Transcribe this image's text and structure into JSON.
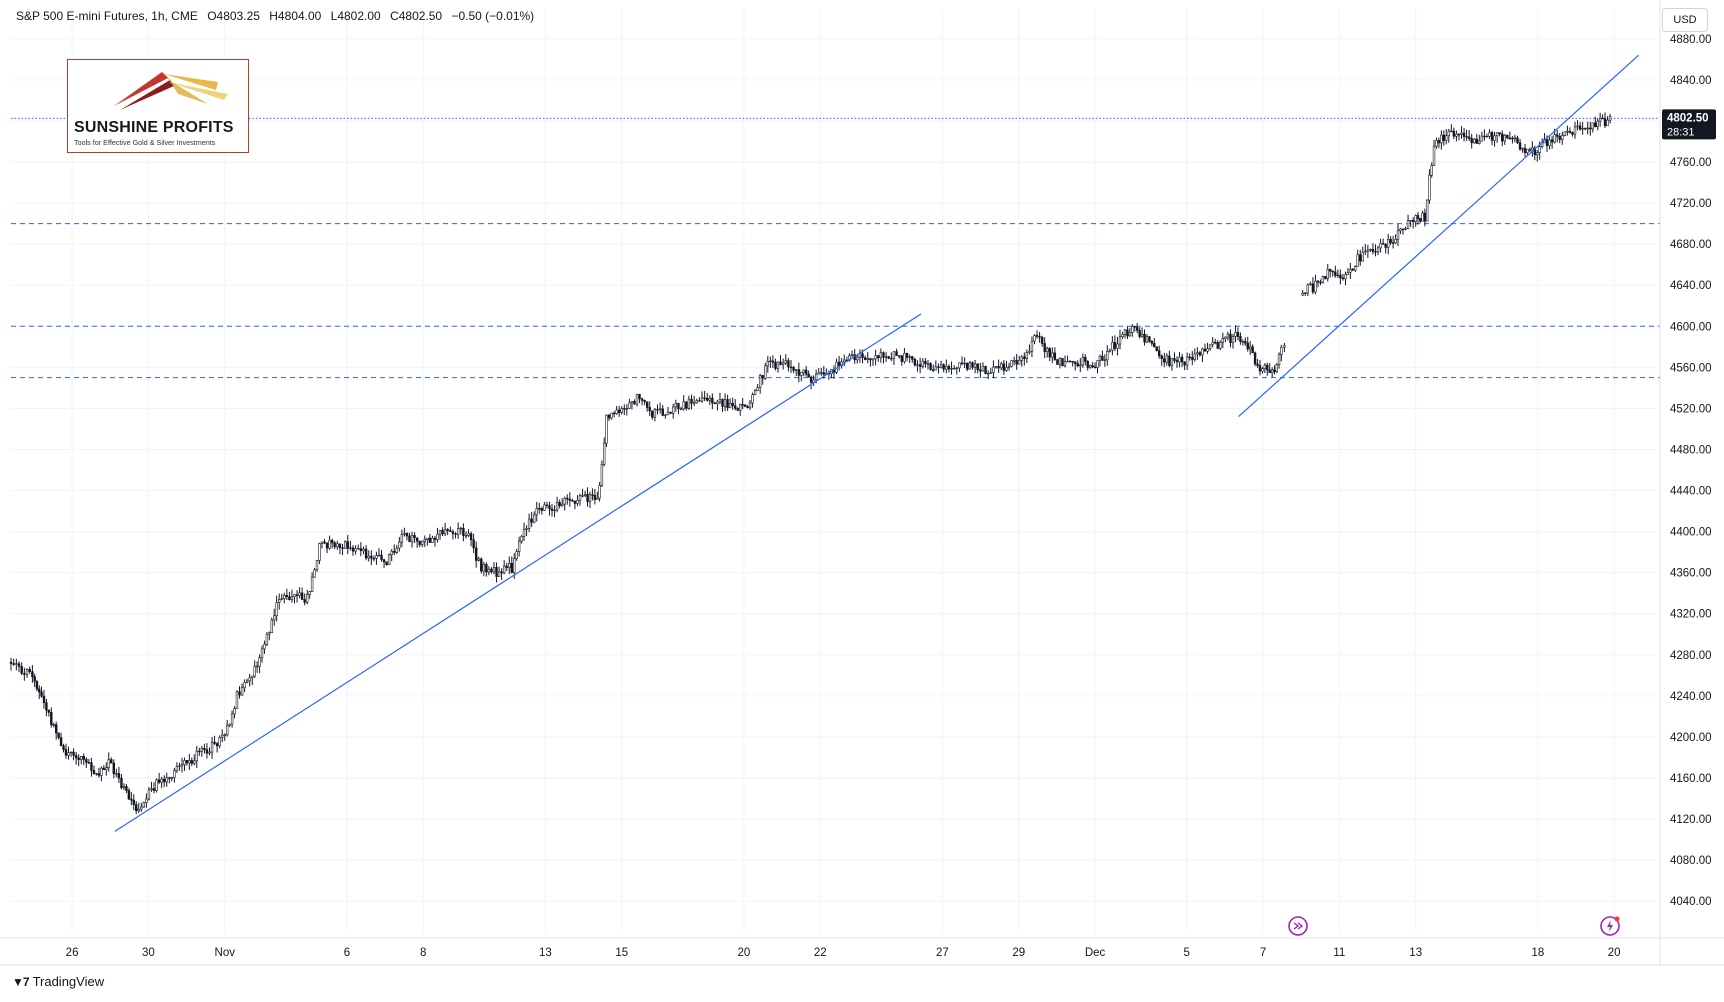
{
  "header": {
    "symbol": "S&P 500 E-mini Futures, 1h, CME",
    "open": "O4803.25",
    "high": "H4804.00",
    "low": "L4802.00",
    "close": "C4802.50",
    "change": "−0.50 (−0.01%)"
  },
  "currency_button": "USD",
  "price_badge": {
    "price": "4802.50",
    "countdown": "28:31"
  },
  "logo": {
    "name": "SUNSHINE PROFITS",
    "tagline": "Tools for Effective Gold & Silver Investments"
  },
  "footer": {
    "brand": "TradingView"
  },
  "icons": {
    "replay": "replay-icon",
    "alert": "alert-icon",
    "tv_logo": "tradingview-logo-icon"
  },
  "colors": {
    "candles": "#131722",
    "trendline": "#2962ff",
    "level_line": "#2962ff",
    "axis_text": "#131722",
    "grid": "#f0f3fa",
    "badge": "#131722"
  },
  "chart_data": {
    "type": "candlestick",
    "title": "S&P 500 E-mini Futures, 1h, CME",
    "y_unit": "USD",
    "ylim": [
      4010,
      4910
    ],
    "y_ticks": [
      4040,
      4080,
      4120,
      4160,
      4200,
      4240,
      4280,
      4320,
      4360,
      4400,
      4440,
      4480,
      4520,
      4560,
      4600,
      4640,
      4680,
      4720,
      4760,
      4800,
      4840,
      4880
    ],
    "y_tick_labels": [
      "4040.00",
      "4080.00",
      "4120.00",
      "4160.00",
      "4200.00",
      "4240.00",
      "4280.00",
      "4320.00",
      "4360.00",
      "4400.00",
      "4440.00",
      "4480.00",
      "4520.00",
      "4560.00",
      "4600.00",
      "4640.00",
      "4680.00",
      "4720.00",
      "4760.00",
      "4800.00",
      "4840.00",
      "4880.00"
    ],
    "xlim": [
      0,
      54
    ],
    "x_ticks": [
      {
        "x": 2.0,
        "label": "26"
      },
      {
        "x": 4.5,
        "label": "30"
      },
      {
        "x": 7.0,
        "label": "Nov"
      },
      {
        "x": 11.0,
        "label": "6"
      },
      {
        "x": 13.5,
        "label": "8"
      },
      {
        "x": 17.5,
        "label": "13"
      },
      {
        "x": 20.0,
        "label": "15"
      },
      {
        "x": 24.0,
        "label": "20"
      },
      {
        "x": 26.5,
        "label": "22"
      },
      {
        "x": 30.5,
        "label": "27"
      },
      {
        "x": 33.0,
        "label": "29"
      },
      {
        "x": 35.5,
        "label": "Dec"
      },
      {
        "x": 38.5,
        "label": "5"
      },
      {
        "x": 41.0,
        "label": "7"
      },
      {
        "x": 43.5,
        "label": "11"
      },
      {
        "x": 46.0,
        "label": "13"
      },
      {
        "x": 50.0,
        "label": "18"
      },
      {
        "x": 52.5,
        "label": "20"
      }
    ],
    "price_path": [
      [
        0.0,
        4270
      ],
      [
        0.7,
        4260
      ],
      [
        1.0,
        4240
      ],
      [
        1.4,
        4210
      ],
      [
        1.8,
        4185
      ],
      [
        2.3,
        4180
      ],
      [
        2.8,
        4160
      ],
      [
        3.2,
        4175
      ],
      [
        3.7,
        4150
      ],
      [
        4.1,
        4130
      ],
      [
        4.6,
        4150
      ],
      [
        5.1,
        4160
      ],
      [
        5.6,
        4175
      ],
      [
        6.0,
        4180
      ],
      [
        6.5,
        4190
      ],
      [
        7.0,
        4200
      ],
      [
        7.4,
        4240
      ],
      [
        7.9,
        4260
      ],
      [
        8.3,
        4290
      ],
      [
        8.7,
        4330
      ],
      [
        9.2,
        4340
      ],
      [
        9.7,
        4335
      ],
      [
        10.1,
        4385
      ],
      [
        10.6,
        4390
      ],
      [
        11.2,
        4385
      ],
      [
        11.8,
        4375
      ],
      [
        12.3,
        4370
      ],
      [
        12.8,
        4395
      ],
      [
        13.3,
        4390
      ],
      [
        13.8,
        4395
      ],
      [
        14.3,
        4400
      ],
      [
        14.9,
        4400
      ],
      [
        15.4,
        4365
      ],
      [
        15.9,
        4360
      ],
      [
        16.4,
        4365
      ],
      [
        16.8,
        4400
      ],
      [
        17.3,
        4425
      ],
      [
        17.8,
        4425
      ],
      [
        18.3,
        4430
      ],
      [
        18.8,
        4435
      ],
      [
        19.2,
        4430
      ],
      [
        19.5,
        4510
      ],
      [
        20.0,
        4520
      ],
      [
        20.5,
        4530
      ],
      [
        21.0,
        4515
      ],
      [
        21.6,
        4520
      ],
      [
        22.2,
        4525
      ],
      [
        22.8,
        4530
      ],
      [
        23.3,
        4525
      ],
      [
        23.8,
        4520
      ],
      [
        24.2,
        4525
      ],
      [
        24.7,
        4560
      ],
      [
        25.2,
        4565
      ],
      [
        25.8,
        4555
      ],
      [
        26.2,
        4550
      ],
      [
        26.7,
        4555
      ],
      [
        27.2,
        4565
      ],
      [
        27.8,
        4570
      ],
      [
        28.4,
        4570
      ],
      [
        29.0,
        4572
      ],
      [
        29.6,
        4565
      ],
      [
        30.2,
        4558
      ],
      [
        30.8,
        4560
      ],
      [
        31.4,
        4560
      ],
      [
        32.0,
        4558
      ],
      [
        32.6,
        4562
      ],
      [
        33.1,
        4570
      ],
      [
        33.6,
        4590
      ],
      [
        34.1,
        4570
      ],
      [
        34.6,
        4562
      ],
      [
        35.1,
        4568
      ],
      [
        35.5,
        4560
      ],
      [
        35.9,
        4575
      ],
      [
        36.4,
        4590
      ],
      [
        36.8,
        4600
      ],
      [
        37.2,
        4585
      ],
      [
        37.6,
        4570
      ],
      [
        38.1,
        4565
      ],
      [
        38.6,
        4568
      ],
      [
        39.1,
        4575
      ],
      [
        39.6,
        4585
      ],
      [
        40.1,
        4590
      ],
      [
        40.5,
        4580
      ],
      [
        40.9,
        4560
      ],
      [
        41.3,
        4555
      ],
      [
        41.6,
        4575
      ],
      [
        41.8,
        4590
      ],
      [
        42.3,
        4635
      ],
      [
        42.8,
        4640
      ],
      [
        43.2,
        4655
      ],
      [
        43.7,
        4650
      ],
      [
        44.1,
        4665
      ],
      [
        44.6,
        4675
      ],
      [
        45.1,
        4680
      ],
      [
        45.5,
        4695
      ],
      [
        46.0,
        4705
      ],
      [
        46.3,
        4706
      ],
      [
        46.6,
        4780
      ],
      [
        47.0,
        4785
      ],
      [
        47.5,
        4790
      ],
      [
        48.0,
        4780
      ],
      [
        48.5,
        4785
      ],
      [
        49.0,
        4785
      ],
      [
        49.5,
        4775
      ],
      [
        49.9,
        4770
      ],
      [
        50.3,
        4780
      ],
      [
        50.8,
        4785
      ],
      [
        51.3,
        4792
      ],
      [
        51.8,
        4795
      ],
      [
        52.2,
        4800
      ],
      [
        52.45,
        4803
      ]
    ],
    "horizontal_levels": [
      {
        "price": 4802.5,
        "style": "dotted"
      },
      {
        "price": 4700,
        "style": "dashed"
      },
      {
        "price": 4600,
        "style": "dashed"
      },
      {
        "price": 4550,
        "style": "dashed"
      }
    ],
    "trendlines": [
      {
        "from": [
          3.4,
          4108
        ],
        "to": [
          29.8,
          4612
        ]
      },
      {
        "from": [
          40.2,
          4512
        ],
        "to": [
          53.3,
          4864
        ]
      }
    ],
    "last_price": 4802.5
  }
}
•••
Written request: How many lines in these records hold the string "mini"? Reply with the number alone.

Final answer: 2